### GIVEN INSTRUCTION
Isolate every line in the records below with "государственной" in it.

** START DATA FOR THIS EXERCISE **

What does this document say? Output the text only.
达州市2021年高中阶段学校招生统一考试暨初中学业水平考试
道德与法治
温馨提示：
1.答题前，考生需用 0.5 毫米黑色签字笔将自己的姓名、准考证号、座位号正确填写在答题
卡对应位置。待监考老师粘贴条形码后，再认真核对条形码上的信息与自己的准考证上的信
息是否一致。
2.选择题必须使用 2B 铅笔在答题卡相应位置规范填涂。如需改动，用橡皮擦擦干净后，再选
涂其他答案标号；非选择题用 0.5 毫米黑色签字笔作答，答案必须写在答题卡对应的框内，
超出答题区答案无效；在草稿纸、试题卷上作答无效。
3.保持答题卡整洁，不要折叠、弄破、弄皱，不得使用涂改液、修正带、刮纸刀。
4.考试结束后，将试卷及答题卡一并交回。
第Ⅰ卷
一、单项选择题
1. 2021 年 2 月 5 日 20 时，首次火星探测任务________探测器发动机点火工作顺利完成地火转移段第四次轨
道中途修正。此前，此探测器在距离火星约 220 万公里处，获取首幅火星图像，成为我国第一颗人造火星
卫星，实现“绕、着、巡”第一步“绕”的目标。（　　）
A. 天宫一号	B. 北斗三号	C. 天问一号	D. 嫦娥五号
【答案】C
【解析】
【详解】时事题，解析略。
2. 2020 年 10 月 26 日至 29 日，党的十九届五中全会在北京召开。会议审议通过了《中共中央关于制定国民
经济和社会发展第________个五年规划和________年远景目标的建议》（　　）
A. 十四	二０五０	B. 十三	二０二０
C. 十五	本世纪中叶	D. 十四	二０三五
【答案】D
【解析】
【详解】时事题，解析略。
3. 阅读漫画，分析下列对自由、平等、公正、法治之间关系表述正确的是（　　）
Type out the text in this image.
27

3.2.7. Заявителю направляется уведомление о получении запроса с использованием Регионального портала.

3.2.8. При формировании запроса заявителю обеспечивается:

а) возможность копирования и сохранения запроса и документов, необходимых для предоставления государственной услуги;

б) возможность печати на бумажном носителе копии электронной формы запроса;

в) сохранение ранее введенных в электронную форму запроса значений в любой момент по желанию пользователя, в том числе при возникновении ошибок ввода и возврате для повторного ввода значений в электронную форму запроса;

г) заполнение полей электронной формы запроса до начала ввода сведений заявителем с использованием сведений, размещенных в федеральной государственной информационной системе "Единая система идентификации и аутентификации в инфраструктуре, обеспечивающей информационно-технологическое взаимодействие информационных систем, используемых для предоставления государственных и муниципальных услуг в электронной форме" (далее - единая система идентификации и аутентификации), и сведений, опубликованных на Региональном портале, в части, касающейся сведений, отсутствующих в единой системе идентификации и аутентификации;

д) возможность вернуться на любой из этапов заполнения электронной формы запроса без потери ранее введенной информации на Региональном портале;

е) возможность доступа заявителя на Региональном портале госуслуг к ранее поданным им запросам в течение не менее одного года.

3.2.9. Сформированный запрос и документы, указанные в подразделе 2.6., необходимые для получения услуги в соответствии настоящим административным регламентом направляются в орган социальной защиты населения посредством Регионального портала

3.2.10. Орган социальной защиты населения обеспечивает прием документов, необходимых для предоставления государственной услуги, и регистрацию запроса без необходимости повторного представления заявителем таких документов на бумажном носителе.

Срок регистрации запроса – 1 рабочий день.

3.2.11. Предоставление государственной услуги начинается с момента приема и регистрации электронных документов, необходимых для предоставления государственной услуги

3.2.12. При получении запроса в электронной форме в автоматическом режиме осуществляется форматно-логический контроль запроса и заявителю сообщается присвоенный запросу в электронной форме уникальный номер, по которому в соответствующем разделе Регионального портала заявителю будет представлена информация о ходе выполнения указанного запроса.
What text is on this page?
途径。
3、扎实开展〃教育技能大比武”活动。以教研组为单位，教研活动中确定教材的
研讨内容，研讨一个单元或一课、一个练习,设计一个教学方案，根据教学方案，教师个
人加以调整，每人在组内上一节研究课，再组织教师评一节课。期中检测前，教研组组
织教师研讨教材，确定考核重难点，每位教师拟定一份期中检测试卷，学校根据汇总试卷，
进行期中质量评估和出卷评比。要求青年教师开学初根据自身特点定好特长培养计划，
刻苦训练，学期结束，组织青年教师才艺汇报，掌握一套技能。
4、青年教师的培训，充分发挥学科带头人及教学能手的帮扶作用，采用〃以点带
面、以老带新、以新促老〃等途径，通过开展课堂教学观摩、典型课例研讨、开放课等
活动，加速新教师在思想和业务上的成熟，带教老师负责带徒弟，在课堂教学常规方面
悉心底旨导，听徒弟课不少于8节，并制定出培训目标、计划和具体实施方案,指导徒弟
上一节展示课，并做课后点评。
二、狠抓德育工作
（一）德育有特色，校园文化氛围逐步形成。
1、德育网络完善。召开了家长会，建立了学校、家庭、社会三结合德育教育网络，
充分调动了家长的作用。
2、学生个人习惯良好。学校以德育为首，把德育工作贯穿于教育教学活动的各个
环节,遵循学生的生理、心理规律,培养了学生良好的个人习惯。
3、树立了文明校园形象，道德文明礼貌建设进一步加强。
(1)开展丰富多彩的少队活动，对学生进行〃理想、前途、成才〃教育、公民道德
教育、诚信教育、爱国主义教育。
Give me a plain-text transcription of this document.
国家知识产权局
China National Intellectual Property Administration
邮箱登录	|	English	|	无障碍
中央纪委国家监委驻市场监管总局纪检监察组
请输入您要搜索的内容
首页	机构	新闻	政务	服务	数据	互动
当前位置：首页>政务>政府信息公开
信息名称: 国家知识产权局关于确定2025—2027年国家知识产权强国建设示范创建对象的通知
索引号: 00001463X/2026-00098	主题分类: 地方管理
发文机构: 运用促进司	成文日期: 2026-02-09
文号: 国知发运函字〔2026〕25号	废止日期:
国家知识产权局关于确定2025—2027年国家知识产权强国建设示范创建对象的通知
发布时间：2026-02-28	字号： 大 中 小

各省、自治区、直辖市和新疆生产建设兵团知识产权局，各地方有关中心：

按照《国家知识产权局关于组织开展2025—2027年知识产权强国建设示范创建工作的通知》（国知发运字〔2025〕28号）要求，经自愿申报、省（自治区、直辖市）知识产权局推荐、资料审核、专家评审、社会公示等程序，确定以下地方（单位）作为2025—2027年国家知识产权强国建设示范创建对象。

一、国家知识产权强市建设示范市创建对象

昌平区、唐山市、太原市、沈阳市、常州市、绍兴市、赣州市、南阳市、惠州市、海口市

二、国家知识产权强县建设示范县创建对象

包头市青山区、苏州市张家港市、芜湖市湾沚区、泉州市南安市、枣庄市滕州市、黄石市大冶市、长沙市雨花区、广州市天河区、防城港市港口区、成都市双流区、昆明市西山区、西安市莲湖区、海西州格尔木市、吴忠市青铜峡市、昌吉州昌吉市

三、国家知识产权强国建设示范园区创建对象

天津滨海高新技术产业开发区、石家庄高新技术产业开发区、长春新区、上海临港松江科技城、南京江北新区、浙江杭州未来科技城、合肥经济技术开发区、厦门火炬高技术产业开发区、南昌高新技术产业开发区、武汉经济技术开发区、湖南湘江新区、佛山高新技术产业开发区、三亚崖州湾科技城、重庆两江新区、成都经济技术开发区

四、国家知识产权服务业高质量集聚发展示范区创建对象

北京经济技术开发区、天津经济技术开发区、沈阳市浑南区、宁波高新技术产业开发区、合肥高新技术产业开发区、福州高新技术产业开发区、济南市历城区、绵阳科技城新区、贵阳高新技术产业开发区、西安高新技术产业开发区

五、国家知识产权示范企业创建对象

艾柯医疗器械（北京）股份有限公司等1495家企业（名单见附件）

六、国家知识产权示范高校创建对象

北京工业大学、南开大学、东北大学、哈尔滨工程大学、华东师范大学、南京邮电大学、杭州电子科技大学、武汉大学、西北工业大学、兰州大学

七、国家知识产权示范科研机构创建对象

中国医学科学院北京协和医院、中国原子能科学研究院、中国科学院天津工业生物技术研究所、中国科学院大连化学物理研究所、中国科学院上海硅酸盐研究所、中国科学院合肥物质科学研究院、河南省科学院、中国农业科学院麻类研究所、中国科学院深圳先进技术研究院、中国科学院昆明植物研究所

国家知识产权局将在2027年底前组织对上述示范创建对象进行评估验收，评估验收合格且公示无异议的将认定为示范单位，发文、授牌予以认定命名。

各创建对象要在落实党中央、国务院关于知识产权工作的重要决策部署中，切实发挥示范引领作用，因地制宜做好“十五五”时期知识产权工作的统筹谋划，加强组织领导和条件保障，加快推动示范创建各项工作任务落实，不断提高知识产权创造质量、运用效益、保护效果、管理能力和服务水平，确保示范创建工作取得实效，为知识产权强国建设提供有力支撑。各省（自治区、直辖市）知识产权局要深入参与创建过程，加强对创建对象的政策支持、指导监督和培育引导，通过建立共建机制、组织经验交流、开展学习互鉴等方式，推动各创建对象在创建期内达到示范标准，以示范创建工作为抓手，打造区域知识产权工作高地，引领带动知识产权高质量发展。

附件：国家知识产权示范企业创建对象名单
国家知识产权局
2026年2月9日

** END DATA FOR THIS EXERCISE **

### SOLUTION TO THE EXERCISE
а) возможность копирования и сохранения запроса и документов, необходимых для предоставления государственной услуги;
г) заполнение полей электронной формы запроса до начала ввода сведений заявителем с использованием сведений, размещенных в федеральной государственной информационной системе "Единая система идентификации и аутентификации в инфраструктуре, обеспечивающей информационно-технологическое взаимодействие информационных систем, используемых для предоставления государственных и муниципальных услуг в электронной форме" (далее - единая система идентификации и аутентификации), и сведений, опубликованных на Региональном портале, в части, касающейся сведений, отсутствующих в единой системе идентификации и аутентификации;
3.2.10. Орган социальной защиты населения обеспечивает прием документов, необходимых для предоставления государственной услуги, и регистрацию запроса без необходимости повторного представления заявителем таких документов на бумажном носителе.
3.2.11. Предоставление государственной услуги начинается с момента приема и регистрации электронных документов, необходимых для предоставления государственной услуги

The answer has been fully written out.